* [RAW RECORDS]
══════════

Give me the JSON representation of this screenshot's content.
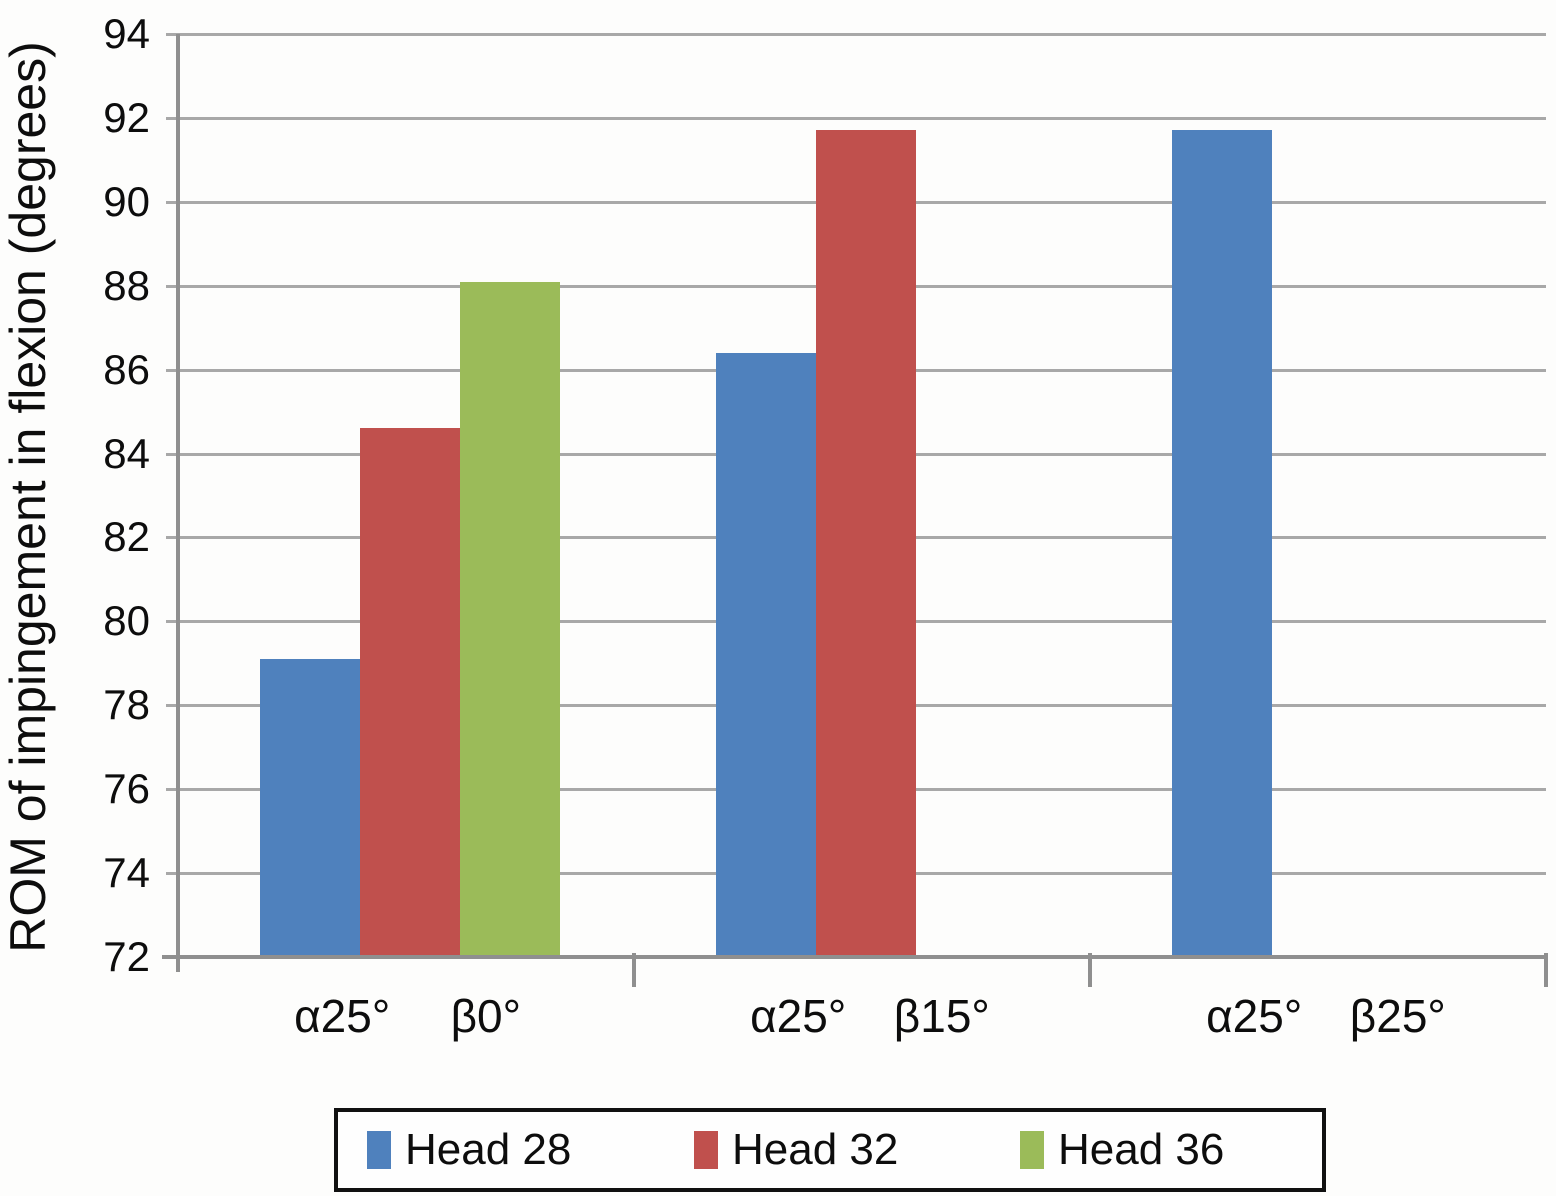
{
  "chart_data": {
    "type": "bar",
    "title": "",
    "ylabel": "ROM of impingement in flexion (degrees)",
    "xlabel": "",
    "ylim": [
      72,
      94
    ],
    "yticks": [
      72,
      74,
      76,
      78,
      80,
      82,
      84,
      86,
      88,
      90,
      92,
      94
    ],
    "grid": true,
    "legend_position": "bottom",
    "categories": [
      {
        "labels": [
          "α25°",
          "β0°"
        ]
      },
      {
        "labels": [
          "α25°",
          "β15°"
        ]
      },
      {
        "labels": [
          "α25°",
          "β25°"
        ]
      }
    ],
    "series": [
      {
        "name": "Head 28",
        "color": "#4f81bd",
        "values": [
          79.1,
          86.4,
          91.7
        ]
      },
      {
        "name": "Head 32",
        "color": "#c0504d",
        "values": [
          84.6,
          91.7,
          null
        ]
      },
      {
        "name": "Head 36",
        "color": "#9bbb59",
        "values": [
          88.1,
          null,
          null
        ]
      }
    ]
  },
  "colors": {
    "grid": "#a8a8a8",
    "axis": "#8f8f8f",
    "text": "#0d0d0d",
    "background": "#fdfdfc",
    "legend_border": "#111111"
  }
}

══════════

* [GOAL] Output every entry verbatim. Pictures do not belong in the copy.

* [PROBLEM SOLUTION]
Give me the JSON representation of this screenshot's content.
{
  "chart_data": {
    "type": "bar",
    "title": "",
    "ylabel": "ROM of impingement in flexion (degrees)",
    "xlabel": "",
    "ylim": [
      72,
      94
    ],
    "yticks": [
      72,
      74,
      76,
      78,
      80,
      82,
      84,
      86,
      88,
      90,
      92,
      94
    ],
    "grid": true,
    "legend_position": "bottom",
    "categories": [
      {
        "labels": [
          "α25°",
          "β0°"
        ]
      },
      {
        "labels": [
          "α25°",
          "β15°"
        ]
      },
      {
        "labels": [
          "α25°",
          "β25°"
        ]
      }
    ],
    "series": [
      {
        "name": "Head 28",
        "color": "#4f81bd",
        "values": [
          79.1,
          86.4,
          91.7
        ]
      },
      {
        "name": "Head 32",
        "color": "#c0504d",
        "values": [
          84.6,
          91.7,
          null
        ]
      },
      {
        "name": "Head 36",
        "color": "#9bbb59",
        "values": [
          88.1,
          null,
          null
        ]
      }
    ]
  },
  "colors": {
    "grid": "#a8a8a8",
    "axis": "#8f8f8f",
    "text": "#0d0d0d",
    "background": "#fdfdfc",
    "legend_border": "#111111"
  }
}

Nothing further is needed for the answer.